--- Start ---
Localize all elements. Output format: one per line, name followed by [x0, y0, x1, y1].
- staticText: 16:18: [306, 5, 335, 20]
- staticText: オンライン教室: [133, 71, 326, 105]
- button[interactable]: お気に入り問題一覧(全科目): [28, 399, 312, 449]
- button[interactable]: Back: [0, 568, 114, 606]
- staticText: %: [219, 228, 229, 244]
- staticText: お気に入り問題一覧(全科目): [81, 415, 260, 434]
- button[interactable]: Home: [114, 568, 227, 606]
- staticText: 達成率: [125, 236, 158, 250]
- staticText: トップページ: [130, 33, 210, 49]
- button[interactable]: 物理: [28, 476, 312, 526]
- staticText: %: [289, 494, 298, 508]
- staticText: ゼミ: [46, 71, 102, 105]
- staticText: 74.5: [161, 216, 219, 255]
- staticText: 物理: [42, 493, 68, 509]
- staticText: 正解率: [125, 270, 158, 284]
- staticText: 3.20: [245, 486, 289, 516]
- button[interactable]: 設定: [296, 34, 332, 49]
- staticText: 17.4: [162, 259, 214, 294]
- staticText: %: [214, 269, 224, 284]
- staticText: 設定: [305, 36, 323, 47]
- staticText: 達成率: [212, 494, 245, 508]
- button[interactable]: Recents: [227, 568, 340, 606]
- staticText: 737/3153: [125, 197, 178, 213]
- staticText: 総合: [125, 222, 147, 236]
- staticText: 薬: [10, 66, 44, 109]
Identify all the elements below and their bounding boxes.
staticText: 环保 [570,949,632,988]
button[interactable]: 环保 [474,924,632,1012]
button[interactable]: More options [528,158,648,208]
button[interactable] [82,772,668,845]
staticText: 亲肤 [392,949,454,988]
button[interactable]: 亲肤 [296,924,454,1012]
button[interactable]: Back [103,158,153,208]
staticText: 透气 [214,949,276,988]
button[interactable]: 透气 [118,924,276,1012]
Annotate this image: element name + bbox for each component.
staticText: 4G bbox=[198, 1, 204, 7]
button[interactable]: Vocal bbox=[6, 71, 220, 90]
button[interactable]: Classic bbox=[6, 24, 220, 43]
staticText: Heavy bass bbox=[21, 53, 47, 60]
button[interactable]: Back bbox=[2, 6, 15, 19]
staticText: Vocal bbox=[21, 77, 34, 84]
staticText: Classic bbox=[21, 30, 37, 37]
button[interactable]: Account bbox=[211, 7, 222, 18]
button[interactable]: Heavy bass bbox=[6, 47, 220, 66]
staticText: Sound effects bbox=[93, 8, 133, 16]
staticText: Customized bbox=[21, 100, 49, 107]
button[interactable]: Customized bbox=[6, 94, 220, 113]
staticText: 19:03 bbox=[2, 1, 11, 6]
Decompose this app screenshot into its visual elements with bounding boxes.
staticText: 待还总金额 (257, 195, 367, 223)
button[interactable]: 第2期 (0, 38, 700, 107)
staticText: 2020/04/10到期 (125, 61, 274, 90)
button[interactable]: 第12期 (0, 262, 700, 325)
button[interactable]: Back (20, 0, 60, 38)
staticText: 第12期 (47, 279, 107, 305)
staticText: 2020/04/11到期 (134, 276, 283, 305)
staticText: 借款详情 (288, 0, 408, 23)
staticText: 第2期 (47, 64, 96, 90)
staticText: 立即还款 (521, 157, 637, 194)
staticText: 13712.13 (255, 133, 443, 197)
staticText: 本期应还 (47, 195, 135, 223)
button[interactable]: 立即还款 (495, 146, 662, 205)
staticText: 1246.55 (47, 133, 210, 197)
--- End ---
* **Directions**: Extract the lines of the records from the first one through the line containing "- staticText: お気に入り問題一覧(全科目): [81, 415, 260, 434]", including both ends, and reproduce them word for word.

* **Answer**:
Localize all elements. Output format: one per line, name followed by [x0, y0, x1, y1].
- staticText: 16:18: [306, 5, 335, 20]
- staticText: オンライン教室: [133, 71, 326, 105]
- button[interactable]: お気に入り問題一覧(全科目): [28, 399, 312, 449]
- button[interactable]: Back: [0, 568, 114, 606]
- staticText: %: [219, 228, 229, 244]
- staticText: お気に入り問題一覧(全科目): [81, 415, 260, 434]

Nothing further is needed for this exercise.